== Data
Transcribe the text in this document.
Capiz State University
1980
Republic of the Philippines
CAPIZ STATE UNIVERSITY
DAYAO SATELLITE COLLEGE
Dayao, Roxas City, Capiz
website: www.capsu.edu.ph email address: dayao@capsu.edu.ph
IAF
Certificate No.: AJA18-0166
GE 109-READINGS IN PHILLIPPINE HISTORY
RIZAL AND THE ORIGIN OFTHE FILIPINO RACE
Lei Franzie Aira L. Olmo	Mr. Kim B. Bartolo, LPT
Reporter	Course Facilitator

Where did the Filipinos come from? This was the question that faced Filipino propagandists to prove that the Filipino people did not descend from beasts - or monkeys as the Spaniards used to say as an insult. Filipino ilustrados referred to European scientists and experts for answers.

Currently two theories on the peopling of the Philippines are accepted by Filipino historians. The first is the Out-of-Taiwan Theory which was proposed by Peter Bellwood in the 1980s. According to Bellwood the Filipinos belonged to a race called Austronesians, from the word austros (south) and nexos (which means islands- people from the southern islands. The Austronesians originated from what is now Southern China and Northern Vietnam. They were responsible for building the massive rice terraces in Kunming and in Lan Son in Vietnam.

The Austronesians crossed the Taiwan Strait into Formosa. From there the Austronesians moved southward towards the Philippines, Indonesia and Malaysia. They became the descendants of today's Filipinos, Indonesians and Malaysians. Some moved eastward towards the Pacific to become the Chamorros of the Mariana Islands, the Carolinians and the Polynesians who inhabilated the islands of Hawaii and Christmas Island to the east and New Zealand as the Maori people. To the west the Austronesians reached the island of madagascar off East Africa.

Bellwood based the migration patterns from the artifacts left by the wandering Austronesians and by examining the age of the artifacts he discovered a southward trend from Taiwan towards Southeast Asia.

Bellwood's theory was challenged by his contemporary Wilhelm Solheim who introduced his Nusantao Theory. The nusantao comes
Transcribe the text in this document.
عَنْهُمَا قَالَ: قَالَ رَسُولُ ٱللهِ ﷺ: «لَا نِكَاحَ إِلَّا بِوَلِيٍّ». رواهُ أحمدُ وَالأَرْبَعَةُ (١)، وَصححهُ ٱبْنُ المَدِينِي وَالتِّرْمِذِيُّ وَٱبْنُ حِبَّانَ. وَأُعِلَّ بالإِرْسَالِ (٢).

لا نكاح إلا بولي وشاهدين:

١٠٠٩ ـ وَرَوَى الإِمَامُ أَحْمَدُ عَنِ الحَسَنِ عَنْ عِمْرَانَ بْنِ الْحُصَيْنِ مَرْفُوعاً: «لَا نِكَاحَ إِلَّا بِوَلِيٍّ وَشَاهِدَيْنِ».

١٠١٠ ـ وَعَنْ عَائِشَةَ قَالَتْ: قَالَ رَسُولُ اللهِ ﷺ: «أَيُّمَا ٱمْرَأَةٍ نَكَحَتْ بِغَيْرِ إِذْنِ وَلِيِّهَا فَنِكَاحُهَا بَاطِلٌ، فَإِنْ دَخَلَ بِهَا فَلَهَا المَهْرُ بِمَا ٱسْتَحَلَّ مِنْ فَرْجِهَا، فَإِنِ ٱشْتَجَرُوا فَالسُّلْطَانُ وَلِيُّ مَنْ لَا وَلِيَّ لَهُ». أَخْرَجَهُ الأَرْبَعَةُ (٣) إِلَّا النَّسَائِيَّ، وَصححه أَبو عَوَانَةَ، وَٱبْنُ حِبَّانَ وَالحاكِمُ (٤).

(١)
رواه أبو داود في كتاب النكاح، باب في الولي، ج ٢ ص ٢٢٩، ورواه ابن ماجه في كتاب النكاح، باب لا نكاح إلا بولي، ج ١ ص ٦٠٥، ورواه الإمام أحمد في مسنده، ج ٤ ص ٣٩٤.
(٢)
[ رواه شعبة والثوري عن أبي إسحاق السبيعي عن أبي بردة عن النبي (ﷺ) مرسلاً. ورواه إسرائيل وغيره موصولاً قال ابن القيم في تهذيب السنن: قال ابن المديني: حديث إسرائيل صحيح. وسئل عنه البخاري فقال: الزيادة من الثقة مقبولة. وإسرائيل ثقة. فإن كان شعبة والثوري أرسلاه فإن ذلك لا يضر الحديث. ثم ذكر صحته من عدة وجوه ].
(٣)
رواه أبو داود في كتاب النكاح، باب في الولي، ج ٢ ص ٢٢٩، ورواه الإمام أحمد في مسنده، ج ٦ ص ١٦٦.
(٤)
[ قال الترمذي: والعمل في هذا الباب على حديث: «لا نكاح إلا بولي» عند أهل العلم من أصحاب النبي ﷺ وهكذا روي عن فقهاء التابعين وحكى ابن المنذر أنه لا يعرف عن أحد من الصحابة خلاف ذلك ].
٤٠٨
====
**Work required**
Lines that include the word "النكاح" are to be extracted from the data above.

**Correct result**
رواه أبو داود في كتاب النكاح، باب في الولي، ج ٢ ص ٢٢٩، ورواه ابن ماجه في كتاب النكاح، باب لا نكاح إلا بولي، ج ١ ص ٦٠٥، ورواه الإمام أحمد في مسنده، ج ٤ ص ٣٩٤.
رواه أبو داود في كتاب النكاح، باب في الولي، ج ٢ ص ٢٢٩، ورواه الإمام أحمد في مسنده، ج ٦ ص ١٦٦.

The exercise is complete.